TASK DETAILS: The records below must be transcribed exactly. Do not include the pictures.

☆ ☆ ☆ ☆ ☆ ☆ ☆

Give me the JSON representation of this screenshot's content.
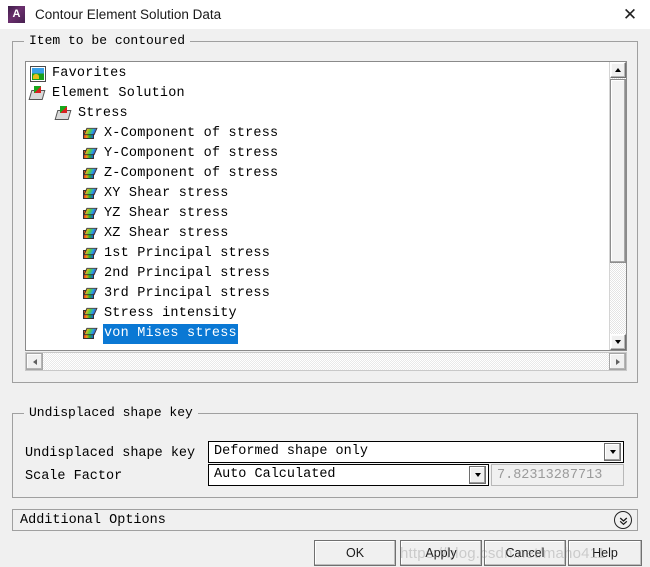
{
  "window": {
    "title": "Contour Element Solution Data",
    "app_icon": "ansys-a-icon",
    "close_icon": "close-icon"
  },
  "item_group": {
    "legend": "Item to be contoured",
    "tree": [
      {
        "label": "Favorites",
        "icon": "favorites-picture-icon",
        "indent": 1,
        "selected": false
      },
      {
        "label": "Element Solution",
        "icon": "open-folder-icon",
        "indent": 1,
        "selected": false
      },
      {
        "label": "Stress",
        "icon": "open-folder-icon",
        "indent": 2,
        "selected": false
      },
      {
        "label": "X-Component of stress",
        "icon": "result-cube-icon",
        "indent": 3,
        "selected": false
      },
      {
        "label": "Y-Component of stress",
        "icon": "result-cube-icon",
        "indent": 3,
        "selected": false
      },
      {
        "label": "Z-Component of stress",
        "icon": "result-cube-icon",
        "indent": 3,
        "selected": false
      },
      {
        "label": "XY Shear stress",
        "icon": "result-cube-icon",
        "indent": 3,
        "selected": false
      },
      {
        "label": "YZ Shear stress",
        "icon": "result-cube-icon",
        "indent": 3,
        "selected": false
      },
      {
        "label": "XZ Shear stress",
        "icon": "result-cube-icon",
        "indent": 3,
        "selected": false
      },
      {
        "label": "1st Principal stress",
        "icon": "result-cube-icon",
        "indent": 3,
        "selected": false
      },
      {
        "label": "2nd Principal stress",
        "icon": "result-cube-icon",
        "indent": 3,
        "selected": false
      },
      {
        "label": "3rd Principal stress",
        "icon": "result-cube-icon",
        "indent": 3,
        "selected": false
      },
      {
        "label": "Stress intensity",
        "icon": "result-cube-icon",
        "indent": 3,
        "selected": false
      },
      {
        "label": "von Mises stress",
        "icon": "result-cube-icon",
        "indent": 3,
        "selected": true
      }
    ],
    "selection_color": "#0a78d4",
    "scrollbar_v": {
      "up_icon": "scroll-up-arrow-icon",
      "down_icon": "scroll-down-arrow-icon"
    },
    "scrollbar_h": {
      "left_icon": "scroll-left-arrow-icon",
      "right_icon": "scroll-right-arrow-icon"
    }
  },
  "undisplaced_group": {
    "legend": "Undisplaced shape key",
    "shape_key_label": "Undisplaced shape key",
    "shape_key_value": "Deformed shape only",
    "scale_factor_label": "Scale Factor",
    "scale_factor_value": "Auto Calculated",
    "scale_factor_number": "7.82313287713",
    "dropdown_icon": "chevron-down-icon"
  },
  "additional_options": {
    "label": "Additional Options",
    "expand_icon": "double-chevron-down-circle-icon"
  },
  "buttons": {
    "ok": "OK",
    "apply": "Apply",
    "cancel": "Cancel",
    "help": "Help"
  },
  "watermark": {
    "text": "https://blog.csdn.net/maho411"
  }
}
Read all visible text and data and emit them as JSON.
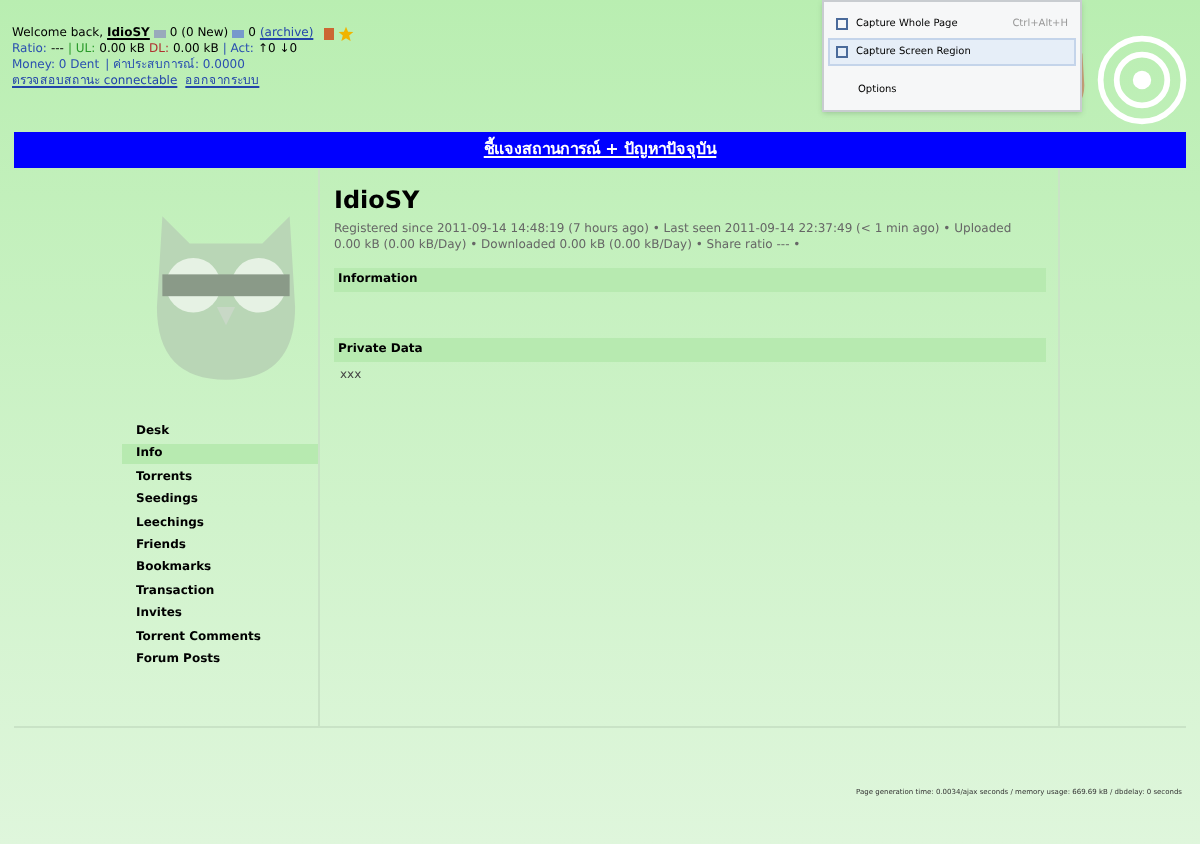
{
  "header": {
    "welcome": "Welcome back,",
    "username": "IdioSY",
    "messages": "0 (0 New)",
    "inbox": "0",
    "archive": "(archive)",
    "ratio_label": "Ratio:",
    "ratio": "---",
    "ul_label": "| UL:",
    "ul": "0.00 kB",
    "dl_label": "DL:",
    "dl": "0.00 kB",
    "act_label": "| Act:",
    "act": "↑0 ↓0",
    "money": "Money: 0 Dent",
    "exp": "| ค่าประสบการณ์: 0.0000",
    "links": [
      "ตรวจสอบสถานะ connectable",
      "ออกจากระบบ"
    ]
  },
  "capture_menu": {
    "items": [
      {
        "label": "Capture Whole Page",
        "shortcut": "Ctrl+Alt+H",
        "selected": false
      },
      {
        "label": "Capture Screen Region",
        "selected": true
      },
      {
        "label": "Options",
        "kind": "plain",
        "selected": false
      }
    ]
  },
  "banner": "ชี้แจงสถานการณ์ + ปัญหาปัจจุบัน",
  "sidebar": {
    "items": [
      {
        "label": "Desk",
        "selected": false
      },
      {
        "label": "Info",
        "selected": true
      },
      {
        "label": "Torrents",
        "selected": false
      },
      {
        "label": "Seedings",
        "selected": false
      },
      {
        "label": "Leechings",
        "selected": false
      },
      {
        "label": "Friends",
        "selected": false
      },
      {
        "label": "Bookmarks",
        "selected": false
      },
      {
        "label": "Transaction",
        "selected": false
      },
      {
        "label": "Invites",
        "selected": false
      },
      {
        "label": "Torrent Comments",
        "selected": false
      },
      {
        "label": "Forum Posts",
        "selected": false
      }
    ]
  },
  "profile": {
    "name": "IdioSY",
    "summary": "Registered since 2011-09-14 14:48:19 (7 hours ago) • Last seen 2011-09-14 22:37:49 (< 1 min ago) • Uploaded 0.00 kB (0.00 kB/Day) • Downloaded 0.00 kB (0.00 kB/Day) • Share ratio --- •",
    "sections": [
      {
        "title": "Information"
      },
      {
        "title": "Private Data",
        "body": "xxx"
      }
    ]
  },
  "footer": "Page generation time: 0.0034/ajax seconds / memory usage: 669.69 kB / dbdelay: 0 seconds"
}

☆ ☆ ☆ ☆ ☆ ☆ ☆

OUTPUT:
Give me the JSON representation of this screenshot's content.
{
  "window": {
    "title": "Contour Element Solution Data",
    "app_icon": "ansys-a-icon",
    "close_icon": "close-icon"
  },
  "item_group": {
    "legend": "Item to be contoured",
    "tree": [
      {
        "label": "Favorites",
        "icon": "favorites-picture-icon",
        "indent": 1,
        "selected": false
      },
      {
        "label": "Element Solution",
        "icon": "open-folder-icon",
        "indent": 1,
        "selected": false
      },
      {
        "label": "Stress",
        "icon": "open-folder-icon",
        "indent": 2,
        "selected": false
      },
      {
        "label": "X-Component of stress",
        "icon": "result-cube-icon",
        "indent": 3,
        "selected": false
      },
      {
        "label": "Y-Component of stress",
        "icon": "result-cube-icon",
        "indent": 3,
        "selected": false
      },
      {
        "label": "Z-Component of stress",
        "icon": "result-cube-icon",
        "indent": 3,
        "selected": false
      },
      {
        "label": "XY Shear stress",
        "icon": "result-cube-icon",
        "indent": 3,
        "selected": false
      },
      {
        "label": "YZ Shear stress",
        "icon": "result-cube-icon",
        "indent": 3,
        "selected": false
      },
      {
        "label": "XZ Shear stress",
        "icon": "result-cube-icon",
        "indent": 3,
        "selected": false
      },
      {
        "label": "1st Principal stress",
        "icon": "result-cube-icon",
        "indent": 3,
        "selected": false
      },
      {
        "label": "2nd Principal stress",
        "icon": "result-cube-icon",
        "indent": 3,
        "selected": false
      },
      {
        "label": "3rd Principal stress",
        "icon": "result-cube-icon",
        "indent": 3,
        "selected": false
      },
      {
        "label": "Stress intensity",
        "icon": "result-cube-icon",
        "indent": 3,
        "selected": false
      },
      {
        "label": "von Mises stress",
        "icon": "result-cube-icon",
        "indent": 3,
        "selected": true
      }
    ],
    "selection_color": "#0a78d4",
    "scrollbar_v": {
      "up_icon": "scroll-up-arrow-icon",
      "down_icon": "scroll-down-arrow-icon"
    },
    "scrollbar_h": {
      "left_icon": "scroll-left-arrow-icon",
      "right_icon": "scroll-right-arrow-icon"
    }
  },
  "undisplaced_group": {
    "legend": "Undisplaced shape key",
    "shape_key_label": "Undisplaced shape key",
    "shape_key_value": "Deformed shape only",
    "scale_factor_label": "Scale Factor",
    "scale_factor_value": "Auto Calculated",
    "scale_factor_number": "7.82313287713",
    "dropdown_icon": "chevron-down-icon"
  },
  "additional_options": {
    "label": "Additional Options",
    "expand_icon": "double-chevron-down-circle-icon"
  },
  "buttons": {
    "ok": "OK",
    "apply": "Apply",
    "cancel": "Cancel",
    "help": "Help"
  },
  "watermark": {
    "text": "https://blog.csdn.net/maho411"
  }
}
Read all visible text and data and emit them as JSON.
{
  "header": {
    "welcome": "Welcome back,",
    "username": "IdioSY",
    "messages": "0 (0 New)",
    "inbox": "0",
    "archive": "(archive)",
    "ratio_label": "Ratio:",
    "ratio": "---",
    "ul_label": "| UL:",
    "ul": "0.00 kB",
    "dl_label": "DL:",
    "dl": "0.00 kB",
    "act_label": "| Act:",
    "act": "↑0 ↓0",
    "money": "Money: 0 Dent",
    "exp": "| ค่าประสบการณ์: 0.0000",
    "links": [
      "ตรวจสอบสถานะ connectable",
      "ออกจากระบบ"
    ]
  },
  "capture_menu": {
    "items": [
      {
        "label": "Capture Whole Page",
        "shortcut": "Ctrl+Alt+H",
        "selected": false
      },
      {
        "label": "Capture Screen Region",
        "selected": true
      },
      {
        "label": "Options",
        "kind": "plain",
        "selected": false
      }
    ]
  },
  "banner": "ชี้แจงสถานการณ์ + ปัญหาปัจจุบัน",
  "sidebar": {
    "items": [
      {
        "label": "Desk",
        "selected": false
      },
      {
        "label": "Info",
        "selected": true
      },
      {
        "label": "Torrents",
        "selected": false
      },
      {
        "label": "Seedings",
        "selected": false
      },
      {
        "label": "Leechings",
        "selected": false
      },
      {
        "label": "Friends",
        "selected": false
      },
      {
        "label": "Bookmarks",
        "selected": false
      },
      {
        "label": "Transaction",
        "selected": false
      },
      {
        "label": "Invites",
        "selected": false
      },
      {
        "label": "Torrent Comments",
        "selected": false
      },
      {
        "label": "Forum Posts",
        "selected": false
      }
    ]
  },
  "profile": {
    "name": "IdioSY",
    "summary": "Registered since 2011-09-14 14:48:19 (7 hours ago) • Last seen 2011-09-14 22:37:49 (< 1 min ago) • Uploaded 0.00 kB (0.00 kB/Day) • Downloaded 0.00 kB (0.00 kB/Day) • Share ratio --- •",
    "sections": [
      {
        "title": "Information"
      },
      {
        "title": "Private Data",
        "body": "xxx"
      }
    ]
  },
  "footer": "Page generation time: 0.0034/ajax seconds / memory usage: 669.69 kB / dbdelay: 0 seconds"
}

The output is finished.